■ Set problem: Write out all of the data exactly as it appears.

■ Information given:
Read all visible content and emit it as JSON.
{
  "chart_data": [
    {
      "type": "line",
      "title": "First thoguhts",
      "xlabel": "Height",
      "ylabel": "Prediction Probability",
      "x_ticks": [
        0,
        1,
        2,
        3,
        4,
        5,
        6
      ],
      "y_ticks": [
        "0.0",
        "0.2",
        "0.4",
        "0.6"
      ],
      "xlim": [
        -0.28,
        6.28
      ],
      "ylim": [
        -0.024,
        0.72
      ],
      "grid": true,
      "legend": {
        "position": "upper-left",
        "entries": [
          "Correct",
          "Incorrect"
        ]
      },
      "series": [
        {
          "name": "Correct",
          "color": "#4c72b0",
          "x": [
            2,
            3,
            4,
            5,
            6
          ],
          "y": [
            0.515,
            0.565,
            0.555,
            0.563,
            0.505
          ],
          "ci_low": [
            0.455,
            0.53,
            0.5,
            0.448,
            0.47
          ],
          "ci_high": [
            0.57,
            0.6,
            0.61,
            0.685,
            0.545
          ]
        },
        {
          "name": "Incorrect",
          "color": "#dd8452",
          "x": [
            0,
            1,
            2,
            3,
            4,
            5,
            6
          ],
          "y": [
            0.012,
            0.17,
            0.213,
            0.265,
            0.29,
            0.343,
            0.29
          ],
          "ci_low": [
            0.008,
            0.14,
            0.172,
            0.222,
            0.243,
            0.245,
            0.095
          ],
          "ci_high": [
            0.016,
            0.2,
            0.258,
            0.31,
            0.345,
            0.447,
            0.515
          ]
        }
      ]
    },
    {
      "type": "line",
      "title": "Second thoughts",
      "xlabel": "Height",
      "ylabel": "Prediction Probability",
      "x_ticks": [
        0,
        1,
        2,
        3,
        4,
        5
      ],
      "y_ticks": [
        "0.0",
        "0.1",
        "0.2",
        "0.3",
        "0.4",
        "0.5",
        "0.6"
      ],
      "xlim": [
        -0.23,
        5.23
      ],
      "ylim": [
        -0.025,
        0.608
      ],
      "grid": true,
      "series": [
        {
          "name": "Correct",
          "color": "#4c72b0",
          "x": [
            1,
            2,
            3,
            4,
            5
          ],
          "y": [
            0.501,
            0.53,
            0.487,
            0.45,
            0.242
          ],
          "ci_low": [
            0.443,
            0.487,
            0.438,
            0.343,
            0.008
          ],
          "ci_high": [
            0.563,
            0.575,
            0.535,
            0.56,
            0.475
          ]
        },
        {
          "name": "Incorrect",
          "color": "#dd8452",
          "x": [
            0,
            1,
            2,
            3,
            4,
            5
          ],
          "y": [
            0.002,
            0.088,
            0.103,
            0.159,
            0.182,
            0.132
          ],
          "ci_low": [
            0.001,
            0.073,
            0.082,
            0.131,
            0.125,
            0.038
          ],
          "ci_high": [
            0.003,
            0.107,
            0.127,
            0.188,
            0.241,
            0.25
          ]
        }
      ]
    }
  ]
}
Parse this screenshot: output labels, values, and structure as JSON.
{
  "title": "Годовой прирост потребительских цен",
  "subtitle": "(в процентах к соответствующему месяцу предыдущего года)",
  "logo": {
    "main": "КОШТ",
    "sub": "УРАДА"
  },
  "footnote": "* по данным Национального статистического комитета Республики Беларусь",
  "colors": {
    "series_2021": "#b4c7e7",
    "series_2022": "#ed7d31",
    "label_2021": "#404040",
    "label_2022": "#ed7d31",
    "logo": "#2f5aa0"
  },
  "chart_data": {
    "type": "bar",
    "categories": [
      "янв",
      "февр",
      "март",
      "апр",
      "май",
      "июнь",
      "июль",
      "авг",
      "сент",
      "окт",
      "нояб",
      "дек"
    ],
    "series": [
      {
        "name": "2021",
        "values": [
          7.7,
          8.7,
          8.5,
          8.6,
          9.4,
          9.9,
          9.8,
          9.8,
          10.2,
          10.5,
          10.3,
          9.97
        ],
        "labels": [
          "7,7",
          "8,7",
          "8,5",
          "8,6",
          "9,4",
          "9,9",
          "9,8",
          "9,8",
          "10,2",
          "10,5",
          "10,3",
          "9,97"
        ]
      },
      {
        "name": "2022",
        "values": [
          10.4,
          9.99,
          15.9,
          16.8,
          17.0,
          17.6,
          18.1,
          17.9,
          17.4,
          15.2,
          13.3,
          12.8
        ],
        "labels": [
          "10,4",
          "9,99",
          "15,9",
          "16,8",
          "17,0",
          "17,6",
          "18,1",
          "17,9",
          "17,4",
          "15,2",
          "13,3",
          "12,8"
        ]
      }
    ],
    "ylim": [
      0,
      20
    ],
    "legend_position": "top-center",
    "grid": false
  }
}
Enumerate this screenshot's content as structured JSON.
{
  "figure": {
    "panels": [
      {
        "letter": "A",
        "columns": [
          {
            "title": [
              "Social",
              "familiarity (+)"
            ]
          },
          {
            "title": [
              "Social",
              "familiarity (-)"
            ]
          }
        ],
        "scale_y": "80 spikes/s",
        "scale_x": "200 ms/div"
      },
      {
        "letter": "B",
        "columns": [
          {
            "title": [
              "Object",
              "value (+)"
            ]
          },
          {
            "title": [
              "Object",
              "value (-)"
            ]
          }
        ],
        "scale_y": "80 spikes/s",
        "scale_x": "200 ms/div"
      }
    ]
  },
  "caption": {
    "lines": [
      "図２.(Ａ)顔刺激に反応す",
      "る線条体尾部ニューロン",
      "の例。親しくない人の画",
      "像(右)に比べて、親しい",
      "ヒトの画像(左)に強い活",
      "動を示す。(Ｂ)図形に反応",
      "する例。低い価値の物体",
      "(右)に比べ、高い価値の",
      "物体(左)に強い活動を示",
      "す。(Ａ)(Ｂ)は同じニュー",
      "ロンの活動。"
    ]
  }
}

■ Task output:
Read all visible content and emit it as JSON.
{
  "chart_data": [
    {
      "type": "line",
      "title": "First thoguhts",
      "xlabel": "Height",
      "ylabel": "Prediction Probability",
      "x_ticks": [
        0,
        1,
        2,
        3,
        4,
        5,
        6
      ],
      "y_ticks": [
        "0.0",
        "0.2",
        "0.4",
        "0.6"
      ],
      "xlim": [
        -0.28,
        6.28
      ],
      "ylim": [
        -0.024,
        0.72
      ],
      "grid": true,
      "legend": {
        "position": "upper-left",
        "entries": [
          "Correct",
          "Incorrect"
        ]
      },
      "series": [
        {
          "name": "Correct",
          "color": "#4c72b0",
          "x": [
            2,
            3,
            4,
            5,
            6
          ],
          "y": [
            0.515,
            0.565,
            0.555,
            0.563,
            0.505
          ],
          "ci_low": [
            0.455,
            0.53,
            0.5,
            0.448,
            0.47
          ],
          "ci_high": [
            0.57,
            0.6,
            0.61,
            0.685,
            0.545
          ]
        },
        {
          "name": "Incorrect",
          "color": "#dd8452",
          "x": [
            0,
            1,
            2,
            3,
            4,
            5,
            6
          ],
          "y": [
            0.012,
            0.17,
            0.213,
            0.265,
            0.29,
            0.343,
            0.29
          ],
          "ci_low": [
            0.008,
            0.14,
            0.172,
            0.222,
            0.243,
            0.245,
            0.095
          ],
          "ci_high": [
            0.016,
            0.2,
            0.258,
            0.31,
            0.345,
            0.447,
            0.515
          ]
        }
      ]
    },
    {
      "type": "line",
      "title": "Second thoughts",
      "xlabel": "Height",
      "ylabel": "Prediction Probability",
      "x_ticks": [
        0,
        1,
        2,
        3,
        4,
        5
      ],
      "y_ticks": [
        "0.0",
        "0.1",
        "0.2",
        "0.3",
        "0.4",
        "0.5",
        "0.6"
      ],
      "xlim": [
        -0.23,
        5.23
      ],
      "ylim": [
        -0.025,
        0.608
      ],
      "grid": true,
      "series": [
        {
          "name": "Correct",
          "color": "#4c72b0",
          "x": [
            1,
            2,
            3,
            4,
            5
          ],
          "y": [
            0.501,
            0.53,
            0.487,
            0.45,
            0.242
          ],
          "ci_low": [
            0.443,
            0.487,
            0.438,
            0.343,
            0.008
          ],
          "ci_high": [
            0.563,
            0.575,
            0.535,
            0.56,
            0.475
          ]
        },
        {
          "name": "Incorrect",
          "color": "#dd8452",
          "x": [
            0,
            1,
            2,
            3,
            4,
            5
          ],
          "y": [
            0.002,
            0.088,
            0.103,
            0.159,
            0.182,
            0.132
          ],
          "ci_low": [
            0.001,
            0.073,
            0.082,
            0.131,
            0.125,
            0.038
          ],
          "ci_high": [
            0.003,
            0.107,
            0.127,
            0.188,
            0.241,
            0.25
          ]
        }
      ]
    }
  ]
}
Parse this screenshot: output labels, values, and structure as JSON.
{
  "title": "Годовой прирост потребительских цен",
  "subtitle": "(в процентах к соответствующему месяцу предыдущего года)",
  "logo": {
    "main": "КОШТ",
    "sub": "УРАДА"
  },
  "footnote": "* по данным Национального статистического комитета Республики Беларусь",
  "colors": {
    "series_2021": "#b4c7e7",
    "series_2022": "#ed7d31",
    "label_2021": "#404040",
    "label_2022": "#ed7d31",
    "logo": "#2f5aa0"
  },
  "chart_data": {
    "type": "bar",
    "categories": [
      "янв",
      "февр",
      "март",
      "апр",
      "май",
      "июнь",
      "июль",
      "авг",
      "сент",
      "окт",
      "нояб",
      "дек"
    ],
    "series": [
      {
        "name": "2021",
        "values": [
          7.7,
          8.7,
          8.5,
          8.6,
          9.4,
          9.9,
          9.8,
          9.8,
          10.2,
          10.5,
          10.3,
          9.97
        ],
        "labels": [
          "7,7",
          "8,7",
          "8,5",
          "8,6",
          "9,4",
          "9,9",
          "9,8",
          "9,8",
          "10,2",
          "10,5",
          "10,3",
          "9,97"
        ]
      },
      {
        "name": "2022",
        "values": [
          10.4,
          9.99,
          15.9,
          16.8,
          17.0,
          17.6,
          18.1,
          17.9,
          17.4,
          15.2,
          13.3,
          12.8
        ],
        "labels": [
          "10,4",
          "9,99",
          "15,9",
          "16,8",
          "17,0",
          "17,6",
          "18,1",
          "17,9",
          "17,4",
          "15,2",
          "13,3",
          "12,8"
        ]
      }
    ],
    "ylim": [
      0,
      20
    ],
    "legend_position": "top-center",
    "grid": false
  }
}
Enumerate this screenshot's content as structured JSON.
{
  "figure": {
    "panels": [
      {
        "letter": "A",
        "columns": [
          {
            "title": [
              "Social",
              "familiarity (+)"
            ]
          },
          {
            "title": [
              "Social",
              "familiarity (-)"
            ]
          }
        ],
        "scale_y": "80 spikes/s",
        "scale_x": "200 ms/div"
      },
      {
        "letter": "B",
        "columns": [
          {
            "title": [
              "Object",
              "value (+)"
            ]
          },
          {
            "title": [
              "Object",
              "value (-)"
            ]
          }
        ],
        "scale_y": "80 spikes/s",
        "scale_x": "200 ms/div"
      }
    ]
  },
  "caption": {
    "lines": [
      "図２.(Ａ)顔刺激に反応す",
      "る線条体尾部ニューロン",
      "の例。親しくない人の画",
      "像(右)に比べて、親しい",
      "ヒトの画像(左)に強い活",
      "動を示す。(Ｂ)図形に反応",
      "する例。低い価値の物体",
      "(右)に比べ、高い価値の",
      "物体(左)に強い活動を示",
      "す。(Ａ)(Ｂ)は同じニュー",
      "ロンの活動。"
    ]
  }
}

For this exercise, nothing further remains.